____ STORED ROWS
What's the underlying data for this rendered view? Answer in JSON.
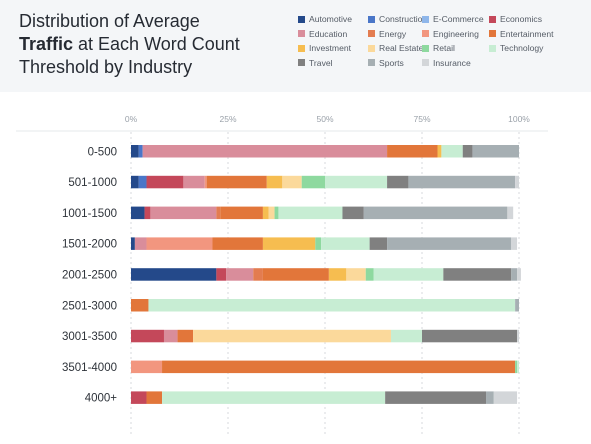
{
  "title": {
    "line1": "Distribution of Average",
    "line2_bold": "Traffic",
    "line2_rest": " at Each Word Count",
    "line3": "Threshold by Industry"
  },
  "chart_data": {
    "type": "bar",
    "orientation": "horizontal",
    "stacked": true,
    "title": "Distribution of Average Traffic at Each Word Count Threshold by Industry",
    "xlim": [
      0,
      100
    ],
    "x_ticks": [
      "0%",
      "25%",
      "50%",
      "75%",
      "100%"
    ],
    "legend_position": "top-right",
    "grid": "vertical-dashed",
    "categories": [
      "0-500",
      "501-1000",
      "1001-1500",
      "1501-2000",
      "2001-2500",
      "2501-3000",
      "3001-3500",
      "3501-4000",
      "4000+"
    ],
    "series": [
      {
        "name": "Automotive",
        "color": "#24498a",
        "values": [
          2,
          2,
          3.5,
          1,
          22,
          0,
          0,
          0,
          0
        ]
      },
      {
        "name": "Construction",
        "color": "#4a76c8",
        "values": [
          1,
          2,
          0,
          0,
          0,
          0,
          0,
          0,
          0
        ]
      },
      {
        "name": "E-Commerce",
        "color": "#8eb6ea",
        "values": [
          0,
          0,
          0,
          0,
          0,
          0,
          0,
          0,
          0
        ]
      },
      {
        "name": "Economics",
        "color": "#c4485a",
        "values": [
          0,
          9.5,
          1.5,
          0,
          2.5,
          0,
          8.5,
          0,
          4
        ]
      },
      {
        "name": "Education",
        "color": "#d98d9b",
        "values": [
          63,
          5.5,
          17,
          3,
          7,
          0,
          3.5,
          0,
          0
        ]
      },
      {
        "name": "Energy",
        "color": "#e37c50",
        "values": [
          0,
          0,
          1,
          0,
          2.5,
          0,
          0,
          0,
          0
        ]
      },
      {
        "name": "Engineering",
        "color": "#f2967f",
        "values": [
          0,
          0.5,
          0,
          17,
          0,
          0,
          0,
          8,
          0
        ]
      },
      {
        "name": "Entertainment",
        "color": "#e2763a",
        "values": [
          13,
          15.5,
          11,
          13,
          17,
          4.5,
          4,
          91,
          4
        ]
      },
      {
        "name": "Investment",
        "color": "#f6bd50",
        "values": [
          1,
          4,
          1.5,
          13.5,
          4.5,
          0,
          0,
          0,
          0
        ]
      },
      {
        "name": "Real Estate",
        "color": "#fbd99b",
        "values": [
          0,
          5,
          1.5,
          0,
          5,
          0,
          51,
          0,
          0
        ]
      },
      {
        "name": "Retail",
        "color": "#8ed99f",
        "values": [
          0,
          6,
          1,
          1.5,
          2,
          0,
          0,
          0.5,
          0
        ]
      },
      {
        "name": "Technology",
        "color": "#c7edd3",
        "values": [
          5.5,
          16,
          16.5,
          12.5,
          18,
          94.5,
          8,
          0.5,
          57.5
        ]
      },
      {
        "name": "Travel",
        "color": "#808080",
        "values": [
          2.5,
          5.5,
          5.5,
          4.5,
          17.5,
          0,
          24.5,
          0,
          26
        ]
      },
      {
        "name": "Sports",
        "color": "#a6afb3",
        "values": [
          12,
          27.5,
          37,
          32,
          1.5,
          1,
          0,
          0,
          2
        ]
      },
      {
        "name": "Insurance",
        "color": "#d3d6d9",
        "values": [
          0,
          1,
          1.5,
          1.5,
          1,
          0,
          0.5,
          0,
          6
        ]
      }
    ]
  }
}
________
PROMPT —
List the lines of the material in which the word "Average" occurs.

RESPONSE FOR THIS EXERCISE —
    "line1": "Distribution of Average",
    "title": "Distribution of Average Traffic at Each Word Count Threshold by Industry",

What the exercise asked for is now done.